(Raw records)
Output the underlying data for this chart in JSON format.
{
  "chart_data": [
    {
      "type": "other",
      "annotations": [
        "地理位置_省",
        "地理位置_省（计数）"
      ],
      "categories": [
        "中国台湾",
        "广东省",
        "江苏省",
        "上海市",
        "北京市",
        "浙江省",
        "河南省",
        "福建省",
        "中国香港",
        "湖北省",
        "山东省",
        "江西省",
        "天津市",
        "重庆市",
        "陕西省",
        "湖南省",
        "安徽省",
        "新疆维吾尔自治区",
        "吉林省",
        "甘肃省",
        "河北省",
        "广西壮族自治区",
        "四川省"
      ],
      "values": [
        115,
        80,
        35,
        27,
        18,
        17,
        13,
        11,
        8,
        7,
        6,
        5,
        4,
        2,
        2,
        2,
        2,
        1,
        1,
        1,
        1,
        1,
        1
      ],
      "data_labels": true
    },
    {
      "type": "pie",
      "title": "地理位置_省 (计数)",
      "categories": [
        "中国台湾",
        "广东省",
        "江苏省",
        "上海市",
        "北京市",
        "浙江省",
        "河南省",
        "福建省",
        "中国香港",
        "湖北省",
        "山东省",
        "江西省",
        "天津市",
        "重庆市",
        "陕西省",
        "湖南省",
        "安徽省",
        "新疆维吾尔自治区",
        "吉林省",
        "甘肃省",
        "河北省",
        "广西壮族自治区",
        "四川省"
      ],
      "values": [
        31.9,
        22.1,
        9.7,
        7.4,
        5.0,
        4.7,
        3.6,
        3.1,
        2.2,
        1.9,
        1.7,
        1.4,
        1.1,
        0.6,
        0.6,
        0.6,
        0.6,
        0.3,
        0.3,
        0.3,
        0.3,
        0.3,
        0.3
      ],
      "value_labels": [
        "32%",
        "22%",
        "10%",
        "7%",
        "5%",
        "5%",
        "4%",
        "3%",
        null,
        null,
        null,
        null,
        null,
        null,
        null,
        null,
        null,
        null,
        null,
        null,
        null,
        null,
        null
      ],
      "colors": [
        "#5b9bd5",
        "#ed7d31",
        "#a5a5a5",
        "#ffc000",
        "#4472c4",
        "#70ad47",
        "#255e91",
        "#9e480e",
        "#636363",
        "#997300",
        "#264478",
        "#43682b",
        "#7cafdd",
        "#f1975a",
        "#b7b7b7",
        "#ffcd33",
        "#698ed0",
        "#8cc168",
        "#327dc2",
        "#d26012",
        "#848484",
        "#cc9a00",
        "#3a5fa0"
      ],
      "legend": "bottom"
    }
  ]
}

→ SHORT TASK:
Return all of the data exactly as it reads.

→ RESULT OF THE EXERCISE:
Output the underlying data for this chart in JSON format.
{
  "chart_data": [
    {
      "type": "other",
      "annotations": [
        "地理位置_省",
        "地理位置_省（计数）"
      ],
      "categories": [
        "中国台湾",
        "广东省",
        "江苏省",
        "上海市",
        "北京市",
        "浙江省",
        "河南省",
        "福建省",
        "中国香港",
        "湖北省",
        "山东省",
        "江西省",
        "天津市",
        "重庆市",
        "陕西省",
        "湖南省",
        "安徽省",
        "新疆维吾尔自治区",
        "吉林省",
        "甘肃省",
        "河北省",
        "广西壮族自治区",
        "四川省"
      ],
      "values": [
        115,
        80,
        35,
        27,
        18,
        17,
        13,
        11,
        8,
        7,
        6,
        5,
        4,
        2,
        2,
        2,
        2,
        1,
        1,
        1,
        1,
        1,
        1
      ],
      "data_labels": true
    },
    {
      "type": "pie",
      "title": "地理位置_省 (计数)",
      "categories": [
        "中国台湾",
        "广东省",
        "江苏省",
        "上海市",
        "北京市",
        "浙江省",
        "河南省",
        "福建省",
        "中国香港",
        "湖北省",
        "山东省",
        "江西省",
        "天津市",
        "重庆市",
        "陕西省",
        "湖南省",
        "安徽省",
        "新疆维吾尔自治区",
        "吉林省",
        "甘肃省",
        "河北省",
        "广西壮族自治区",
        "四川省"
      ],
      "values": [
        31.9,
        22.1,
        9.7,
        7.4,
        5.0,
        4.7,
        3.6,
        3.1,
        2.2,
        1.9,
        1.7,
        1.4,
        1.1,
        0.6,
        0.6,
        0.6,
        0.6,
        0.3,
        0.3,
        0.3,
        0.3,
        0.3,
        0.3
      ],
      "value_labels": [
        "32%",
        "22%",
        "10%",
        "7%",
        "5%",
        "5%",
        "4%",
        "3%",
        null,
        null,
        null,
        null,
        null,
        null,
        null,
        null,
        null,
        null,
        null,
        null,
        null,
        null,
        null
      ],
      "colors": [
        "#5b9bd5",
        "#ed7d31",
        "#a5a5a5",
        "#ffc000",
        "#4472c4",
        "#70ad47",
        "#255e91",
        "#9e480e",
        "#636363",
        "#997300",
        "#264478",
        "#43682b",
        "#7cafdd",
        "#f1975a",
        "#b7b7b7",
        "#ffcd33",
        "#698ed0",
        "#8cc168",
        "#327dc2",
        "#d26012",
        "#848484",
        "#cc9a00",
        "#3a5fa0"
      ],
      "legend": "bottom"
    }
  ]
}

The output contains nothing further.